• **Directions**: Return the lines from the one containing "toc-dot-leader — [175, 274, 469, 275]" through the one containing "toc-entry: Analog Status", both included, reproducing them character for character.

· · · ·

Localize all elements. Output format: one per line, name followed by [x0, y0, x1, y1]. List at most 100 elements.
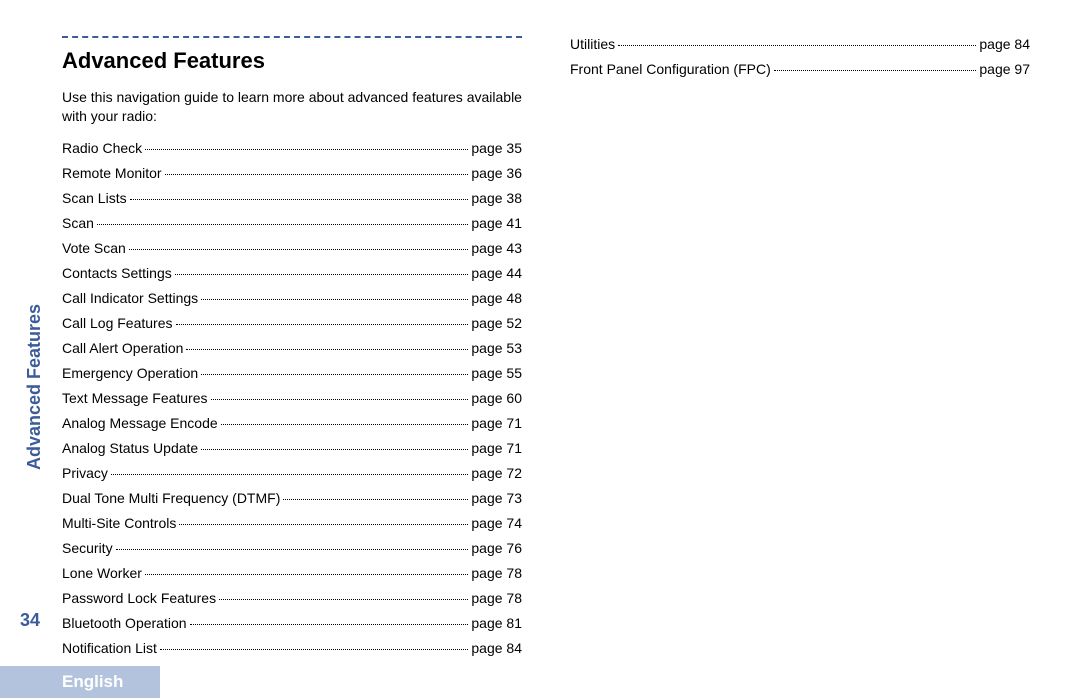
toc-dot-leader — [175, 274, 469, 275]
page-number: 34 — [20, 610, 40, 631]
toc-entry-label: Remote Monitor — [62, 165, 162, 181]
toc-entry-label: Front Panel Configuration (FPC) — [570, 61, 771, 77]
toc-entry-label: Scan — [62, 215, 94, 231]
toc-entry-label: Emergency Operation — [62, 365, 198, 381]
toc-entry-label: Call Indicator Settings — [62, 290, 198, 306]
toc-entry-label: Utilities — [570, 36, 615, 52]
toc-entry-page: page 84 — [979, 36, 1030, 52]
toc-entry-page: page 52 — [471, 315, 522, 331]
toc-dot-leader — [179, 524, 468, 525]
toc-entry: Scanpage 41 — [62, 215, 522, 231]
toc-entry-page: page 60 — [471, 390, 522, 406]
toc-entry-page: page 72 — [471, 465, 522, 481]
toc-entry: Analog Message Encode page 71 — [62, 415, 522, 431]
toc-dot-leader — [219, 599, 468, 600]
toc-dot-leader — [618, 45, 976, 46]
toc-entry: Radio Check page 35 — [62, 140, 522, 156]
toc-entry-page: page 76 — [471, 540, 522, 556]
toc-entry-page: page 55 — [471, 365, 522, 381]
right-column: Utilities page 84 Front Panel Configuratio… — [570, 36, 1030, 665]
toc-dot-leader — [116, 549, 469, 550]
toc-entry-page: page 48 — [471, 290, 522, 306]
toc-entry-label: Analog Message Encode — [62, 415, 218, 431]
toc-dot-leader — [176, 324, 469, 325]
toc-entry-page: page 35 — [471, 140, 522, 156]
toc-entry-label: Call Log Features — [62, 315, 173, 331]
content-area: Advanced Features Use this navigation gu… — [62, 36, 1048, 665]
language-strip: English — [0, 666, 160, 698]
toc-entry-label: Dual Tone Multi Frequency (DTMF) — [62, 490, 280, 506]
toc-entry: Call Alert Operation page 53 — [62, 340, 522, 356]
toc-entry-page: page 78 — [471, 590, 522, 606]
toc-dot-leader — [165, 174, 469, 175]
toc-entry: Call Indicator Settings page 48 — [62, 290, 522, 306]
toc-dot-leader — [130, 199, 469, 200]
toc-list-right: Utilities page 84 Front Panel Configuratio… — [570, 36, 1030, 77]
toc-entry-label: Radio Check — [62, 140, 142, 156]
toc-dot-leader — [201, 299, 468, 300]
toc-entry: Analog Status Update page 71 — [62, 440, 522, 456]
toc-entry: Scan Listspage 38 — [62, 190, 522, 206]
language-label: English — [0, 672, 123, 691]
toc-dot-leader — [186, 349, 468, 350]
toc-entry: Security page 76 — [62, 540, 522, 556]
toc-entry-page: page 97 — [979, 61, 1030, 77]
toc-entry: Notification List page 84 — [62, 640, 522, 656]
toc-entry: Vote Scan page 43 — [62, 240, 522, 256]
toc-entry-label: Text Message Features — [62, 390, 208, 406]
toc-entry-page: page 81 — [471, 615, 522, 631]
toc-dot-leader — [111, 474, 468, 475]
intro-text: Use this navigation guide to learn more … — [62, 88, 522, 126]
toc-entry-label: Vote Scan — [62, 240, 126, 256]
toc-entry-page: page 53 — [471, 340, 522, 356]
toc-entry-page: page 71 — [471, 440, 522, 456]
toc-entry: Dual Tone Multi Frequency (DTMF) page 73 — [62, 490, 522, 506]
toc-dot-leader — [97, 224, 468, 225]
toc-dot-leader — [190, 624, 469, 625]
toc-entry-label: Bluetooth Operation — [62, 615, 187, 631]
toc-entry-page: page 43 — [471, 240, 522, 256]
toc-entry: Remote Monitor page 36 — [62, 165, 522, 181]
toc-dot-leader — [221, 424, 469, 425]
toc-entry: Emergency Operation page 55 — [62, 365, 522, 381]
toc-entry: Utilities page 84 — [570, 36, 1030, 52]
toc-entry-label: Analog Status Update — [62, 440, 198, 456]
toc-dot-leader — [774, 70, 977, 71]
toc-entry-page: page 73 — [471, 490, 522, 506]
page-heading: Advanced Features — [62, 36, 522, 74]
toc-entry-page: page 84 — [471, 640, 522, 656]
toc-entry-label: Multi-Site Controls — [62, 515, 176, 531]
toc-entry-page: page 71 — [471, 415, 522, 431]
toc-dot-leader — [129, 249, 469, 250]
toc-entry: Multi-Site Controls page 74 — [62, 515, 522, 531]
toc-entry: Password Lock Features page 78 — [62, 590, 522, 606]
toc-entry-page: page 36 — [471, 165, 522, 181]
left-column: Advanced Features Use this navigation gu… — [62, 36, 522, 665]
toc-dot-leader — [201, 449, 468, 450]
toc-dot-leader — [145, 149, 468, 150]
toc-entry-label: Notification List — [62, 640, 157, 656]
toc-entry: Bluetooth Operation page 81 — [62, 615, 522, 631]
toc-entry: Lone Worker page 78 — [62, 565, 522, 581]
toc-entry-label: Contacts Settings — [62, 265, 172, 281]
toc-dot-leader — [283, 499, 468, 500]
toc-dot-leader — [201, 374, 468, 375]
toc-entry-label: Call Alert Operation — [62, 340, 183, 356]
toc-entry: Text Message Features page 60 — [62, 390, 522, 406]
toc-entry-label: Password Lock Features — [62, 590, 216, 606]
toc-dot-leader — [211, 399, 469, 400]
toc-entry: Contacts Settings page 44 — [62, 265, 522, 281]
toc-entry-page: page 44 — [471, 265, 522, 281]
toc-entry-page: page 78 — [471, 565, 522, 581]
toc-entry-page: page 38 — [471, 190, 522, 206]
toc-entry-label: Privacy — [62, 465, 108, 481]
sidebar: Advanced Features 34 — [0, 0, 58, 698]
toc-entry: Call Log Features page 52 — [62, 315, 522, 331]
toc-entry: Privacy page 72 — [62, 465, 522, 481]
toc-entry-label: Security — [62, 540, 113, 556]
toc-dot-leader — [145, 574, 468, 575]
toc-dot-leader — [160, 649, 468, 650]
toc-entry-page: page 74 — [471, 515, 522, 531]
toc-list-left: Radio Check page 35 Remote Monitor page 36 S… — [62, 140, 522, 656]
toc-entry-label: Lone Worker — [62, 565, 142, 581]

· · · ·

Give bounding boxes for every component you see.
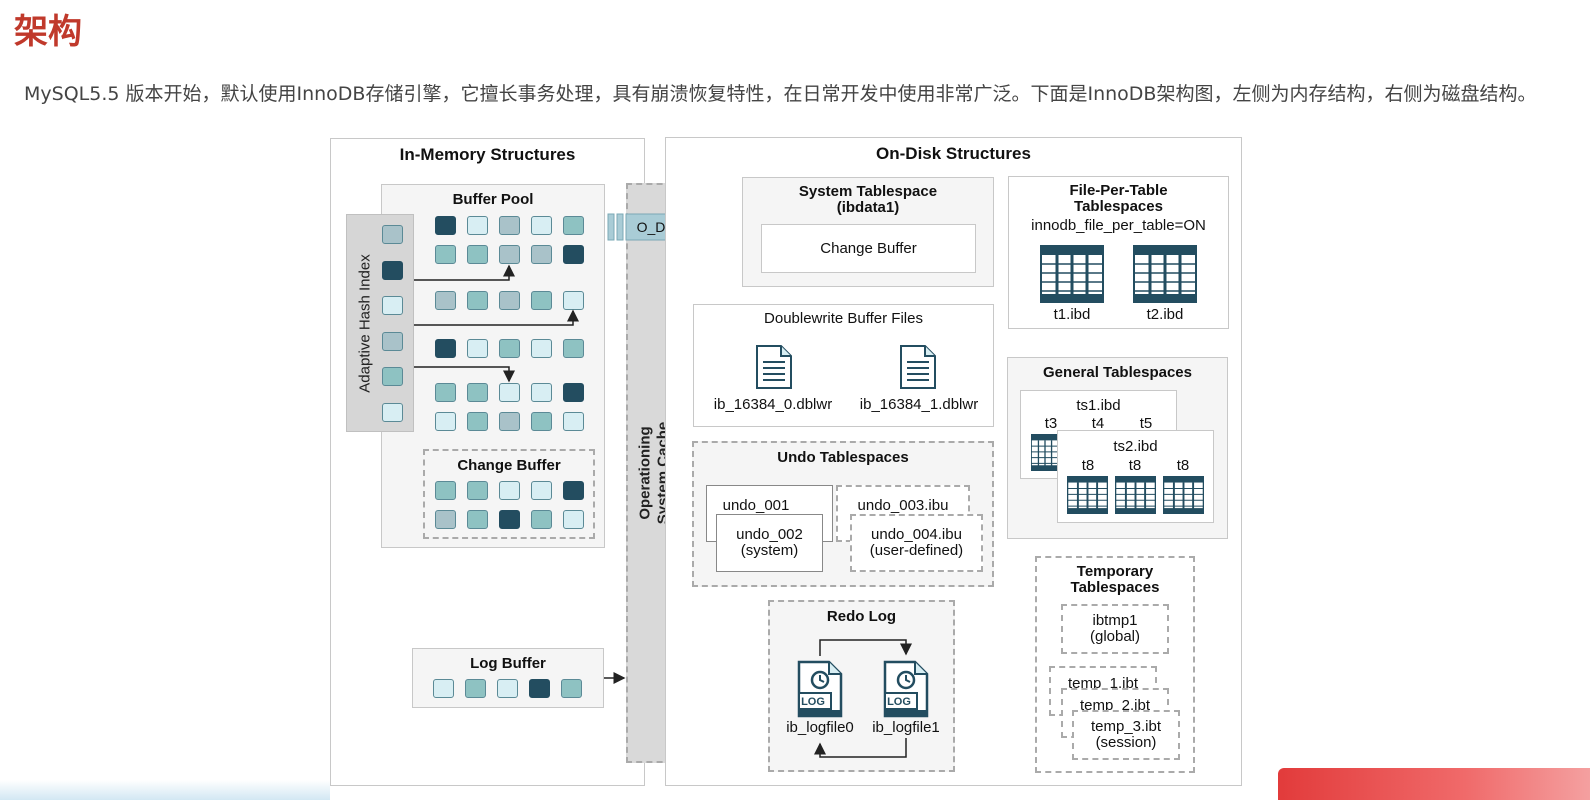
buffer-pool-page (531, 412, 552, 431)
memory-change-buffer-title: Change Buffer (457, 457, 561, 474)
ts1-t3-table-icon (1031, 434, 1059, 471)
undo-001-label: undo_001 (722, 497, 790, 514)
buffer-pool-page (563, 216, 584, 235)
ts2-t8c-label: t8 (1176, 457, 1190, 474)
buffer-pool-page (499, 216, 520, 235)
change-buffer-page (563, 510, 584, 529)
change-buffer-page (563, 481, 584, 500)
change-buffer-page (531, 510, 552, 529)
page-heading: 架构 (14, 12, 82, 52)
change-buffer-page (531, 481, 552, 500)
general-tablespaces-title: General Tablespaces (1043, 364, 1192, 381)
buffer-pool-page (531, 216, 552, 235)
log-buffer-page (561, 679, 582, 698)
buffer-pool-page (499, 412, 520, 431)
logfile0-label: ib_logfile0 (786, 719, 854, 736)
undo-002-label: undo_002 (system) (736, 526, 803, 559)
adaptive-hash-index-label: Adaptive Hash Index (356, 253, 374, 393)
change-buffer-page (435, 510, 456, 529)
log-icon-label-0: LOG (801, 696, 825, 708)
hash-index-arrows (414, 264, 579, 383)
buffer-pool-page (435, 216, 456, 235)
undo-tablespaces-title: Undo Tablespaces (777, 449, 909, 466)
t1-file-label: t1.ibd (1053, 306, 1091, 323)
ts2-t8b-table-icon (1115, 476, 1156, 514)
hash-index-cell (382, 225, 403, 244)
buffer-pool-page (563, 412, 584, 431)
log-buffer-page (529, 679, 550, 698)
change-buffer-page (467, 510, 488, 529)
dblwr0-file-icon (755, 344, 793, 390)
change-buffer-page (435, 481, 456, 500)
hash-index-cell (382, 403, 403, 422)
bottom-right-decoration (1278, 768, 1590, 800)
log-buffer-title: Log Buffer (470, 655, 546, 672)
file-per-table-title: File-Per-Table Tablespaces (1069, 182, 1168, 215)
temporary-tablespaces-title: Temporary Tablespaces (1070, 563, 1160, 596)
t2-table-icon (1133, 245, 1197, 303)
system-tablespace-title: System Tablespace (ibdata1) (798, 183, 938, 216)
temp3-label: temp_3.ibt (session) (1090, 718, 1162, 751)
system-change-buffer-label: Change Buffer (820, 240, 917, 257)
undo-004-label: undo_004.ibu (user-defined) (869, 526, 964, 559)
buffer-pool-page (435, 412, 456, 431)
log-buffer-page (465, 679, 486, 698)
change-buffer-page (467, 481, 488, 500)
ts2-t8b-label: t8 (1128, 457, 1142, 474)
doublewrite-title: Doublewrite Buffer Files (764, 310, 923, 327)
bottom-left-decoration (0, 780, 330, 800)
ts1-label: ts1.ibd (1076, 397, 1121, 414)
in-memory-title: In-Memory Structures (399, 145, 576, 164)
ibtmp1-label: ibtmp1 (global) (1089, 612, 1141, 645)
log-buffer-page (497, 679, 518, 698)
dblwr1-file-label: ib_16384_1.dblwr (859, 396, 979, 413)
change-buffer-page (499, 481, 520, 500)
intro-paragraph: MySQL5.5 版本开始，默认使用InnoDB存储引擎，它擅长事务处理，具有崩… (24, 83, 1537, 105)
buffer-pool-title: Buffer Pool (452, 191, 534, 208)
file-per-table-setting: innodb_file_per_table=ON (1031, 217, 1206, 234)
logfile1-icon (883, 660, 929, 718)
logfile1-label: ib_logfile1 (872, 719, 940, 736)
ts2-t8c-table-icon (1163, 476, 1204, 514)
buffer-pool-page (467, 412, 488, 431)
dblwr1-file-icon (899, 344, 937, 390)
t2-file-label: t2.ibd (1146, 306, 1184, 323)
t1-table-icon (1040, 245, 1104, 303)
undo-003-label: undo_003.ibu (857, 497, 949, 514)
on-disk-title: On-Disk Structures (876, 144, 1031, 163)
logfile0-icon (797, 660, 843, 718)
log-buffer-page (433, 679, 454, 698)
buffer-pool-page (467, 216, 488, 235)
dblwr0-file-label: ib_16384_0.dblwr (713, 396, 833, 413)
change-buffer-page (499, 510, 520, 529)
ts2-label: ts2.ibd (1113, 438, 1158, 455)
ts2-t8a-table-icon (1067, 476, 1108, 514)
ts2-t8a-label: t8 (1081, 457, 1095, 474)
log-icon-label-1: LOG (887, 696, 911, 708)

· · · ·

• **Correct result**:
toc-dot-leader — [175, 274, 469, 275]
page-number: 34 — [20, 610, 40, 631]
toc-entry-label: Remote Monitor — [62, 165, 162, 181]
toc-entry-label: Front Panel Configuration (FPC) — [570, 61, 771, 77]
toc-entry-label: Scan — [62, 215, 94, 231]
toc-entry-label: Emergency Operation — [62, 365, 198, 381]
toc-entry-label: Call Indicator Settings — [62, 290, 198, 306]
toc-entry-label: Utilities — [570, 36, 615, 52]
toc-entry-page: page 84 — [979, 36, 1030, 52]
toc-entry-page: page 52 — [471, 315, 522, 331]
toc-dot-leader — [179, 524, 468, 525]
toc-entry: Scanpage 41 — [62, 215, 522, 231]
toc-entry-page: page 60 — [471, 390, 522, 406]
toc-entry-page: page 72 — [471, 465, 522, 481]
toc-entry: Analog Message Encode page 71 — [62, 415, 522, 431]
toc-dot-leader — [219, 599, 468, 600]
toc-dot-leader — [618, 45, 976, 46]
toc-entry: Radio Check page 35 — [62, 140, 522, 156]
toc-entry-page: page 76 — [471, 540, 522, 556]
toc-entry-page: page 55 — [471, 365, 522, 381]
right-column: Utilities page 84 Front Panel Configuratio… — [570, 36, 1030, 665]
toc-dot-leader — [116, 549, 469, 550]
toc-entry-page: page 48 — [471, 290, 522, 306]
toc-entry-label: Analog Message Encode — [62, 415, 218, 431]
toc-dot-leader — [176, 324, 469, 325]
toc-entry-page: page 35 — [471, 140, 522, 156]
toc-entry-label: Call Log Features — [62, 315, 173, 331]
content-area: Advanced Features Use this navigation gu… — [62, 36, 1048, 665]
language-strip: English — [0, 666, 160, 698]
toc-entry-label: Dual Tone Multi Frequency (DTMF) — [62, 490, 280, 506]
toc-entry: Call Alert Operation page 53 — [62, 340, 522, 356]
toc-entry-page: page 78 — [471, 590, 522, 606]
toc-dot-leader — [165, 174, 469, 175]
toc-entry: Call Indicator Settings page 48 — [62, 290, 522, 306]
toc-dot-leader — [130, 199, 469, 200]
toc-list-right: Utilities page 84 Front Panel Configuratio… — [570, 36, 1030, 77]
toc-entry-label: Radio Check — [62, 140, 142, 156]
toc-dot-leader — [201, 299, 468, 300]
toc-entry: Analog Status Update page 71 — [62, 440, 522, 456]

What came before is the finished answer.